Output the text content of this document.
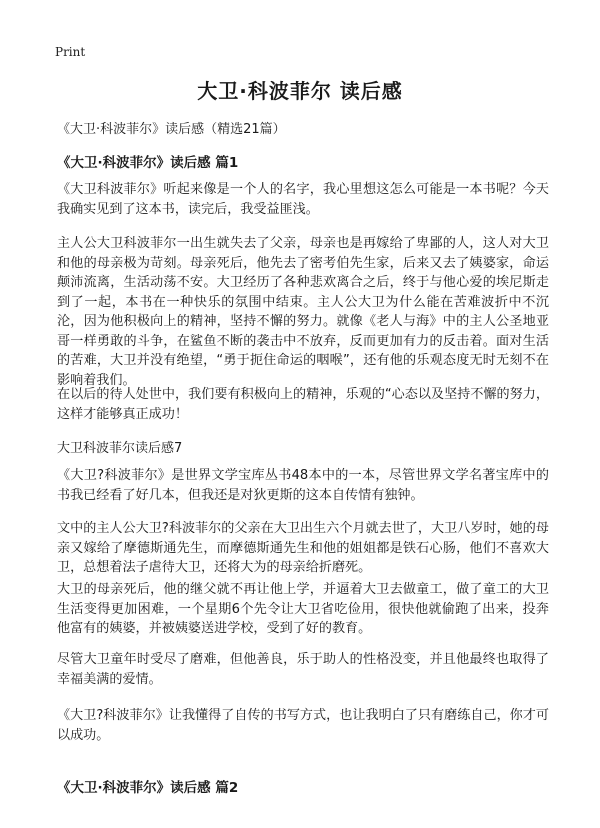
Print
大卫·科波菲尔 读后感
《大卫·科波菲尔》读后感（精选21篇）
《大卫·科波菲尔》读后感 篇1

《大卫科波菲尔》听起来像是一个人的名字，我心里想这怎么可能是一本书呢？今天我确实见到了这本书，读完后，我受益匪浅。

主人公大卫科波菲尔一出生就失去了父亲，母亲也是再嫁给了卑鄙的人，这人对大卫和他的母亲极为苛刻。母亲死后，他先去了密考伯先生家，后来又去了姨婆家，命运颠沛流离，生活动荡不安。大卫经历了各种悲欢离合之后，终于与他心爱的埃尼斯走到了一起，本书在一种快乐的氛围中结束。主人公大卫为什么能在苦难波折中不沉沦，因为他积极向上的精神，坚持不懈的努力。就像《老人与海》中的主人公圣地亚哥一样勇敢的斗争，在鲨鱼不断的袭击中不放弃，反而更加有力的反击着。面对生活的苦难，大卫并没有绝望，“勇于扼住命运的咽喉”，还有他的乐观态度无时无刻不在影响着我们。

在以后的待人处世中，我们要有积极向上的精神，乐观的“心态以及坚持不懈的努力，这样才能够真正成功！

大卫科波菲尔读后感7

《大卫?科波菲尔》是世界文学宝库丛书48本中的一本，尽管世界文学名著宝库中的书我已经看了好几本，但我还是对狄更斯的这本自传情有独钟。

文中的主人公大卫?科波菲尔的父亲在大卫出生六个月就去世了，大卫八岁时，她的母亲又嫁给了摩德斯通先生，而摩德斯通先生和他的姐姐都是铁石心肠，他们不喜欢大卫，总想着法子虐待大卫，还将大为的母亲给折磨死。

大卫的母亲死后，他的继父就不再让他上学，并逼着大卫去做童工，做了童工的大卫生活变得更加困难，一个星期6个先令让大卫省吃俭用，很快他就偷跑了出来，投奔他富有的姨婆，并被姨婆送进学校，受到了好的教育。

尽管大卫童年时受尽了磨难，但他善良，乐于助人的性格没变，并且他最终也取得了幸福美满的爱情。

《大卫?科波菲尔》让我懂得了自传的书写方式，也让我明白了只有磨练自己，你才可以成功。

《大卫·科波菲尔》读后感 篇2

= = = =

__Exercise task__.
The records above must be printed exactly; the pictures stay out.

__Response__.
Output the text content of this document.
Print
大卫·科波菲尔 读后感
《大卫·科波菲尔》读后感（精选21篇）
《大卫·科波菲尔》读后感 篇1

《大卫科波菲尔》听起来像是一个人的名字，我心里想这怎么可能是一本书呢？今天我确实见到了这本书，读完后，我受益匪浅。

主人公大卫科波菲尔一出生就失去了父亲，母亲也是再嫁给了卑鄙的人，这人对大卫和他的母亲极为苛刻。母亲死后，他先去了密考伯先生家，后来又去了姨婆家，命运颠沛流离，生活动荡不安。大卫经历了各种悲欢离合之后，终于与他心爱的埃尼斯走到了一起，本书在一种快乐的氛围中结束。主人公大卫为什么能在苦难波折中不沉沦，因为他积极向上的精神，坚持不懈的努力。就像《老人与海》中的主人公圣地亚哥一样勇敢的斗争，在鲨鱼不断的袭击中不放弃，反而更加有力的反击着。面对生活的苦难，大卫并没有绝望，“勇于扼住命运的咽喉”，还有他的乐观态度无时无刻不在影响着我们。

在以后的待人处世中，我们要有积极向上的精神，乐观的“心态以及坚持不懈的努力，这样才能够真正成功！

大卫科波菲尔读后感7

《大卫?科波菲尔》是世界文学宝库丛书48本中的一本，尽管世界文学名著宝库中的书我已经看了好几本，但我还是对狄更斯的这本自传情有独钟。

文中的主人公大卫?科波菲尔的父亲在大卫出生六个月就去世了，大卫八岁时，她的母亲又嫁给了摩德斯通先生，而摩德斯通先生和他的姐姐都是铁石心肠，他们不喜欢大卫，总想着法子虐待大卫，还将大为的母亲给折磨死。

大卫的母亲死后，他的继父就不再让他上学，并逼着大卫去做童工，做了童工的大卫生活变得更加困难，一个星期6个先令让大卫省吃俭用，很快他就偷跑了出来，投奔他富有的姨婆，并被姨婆送进学校，受到了好的教育。

尽管大卫童年时受尽了磨难，但他善良，乐于助人的性格没变，并且他最终也取得了幸福美满的爱情。

《大卫?科波菲尔》让我懂得了自传的书写方式，也让我明白了只有磨练自己，你才可以成功。

《大卫·科波菲尔》读后感 篇2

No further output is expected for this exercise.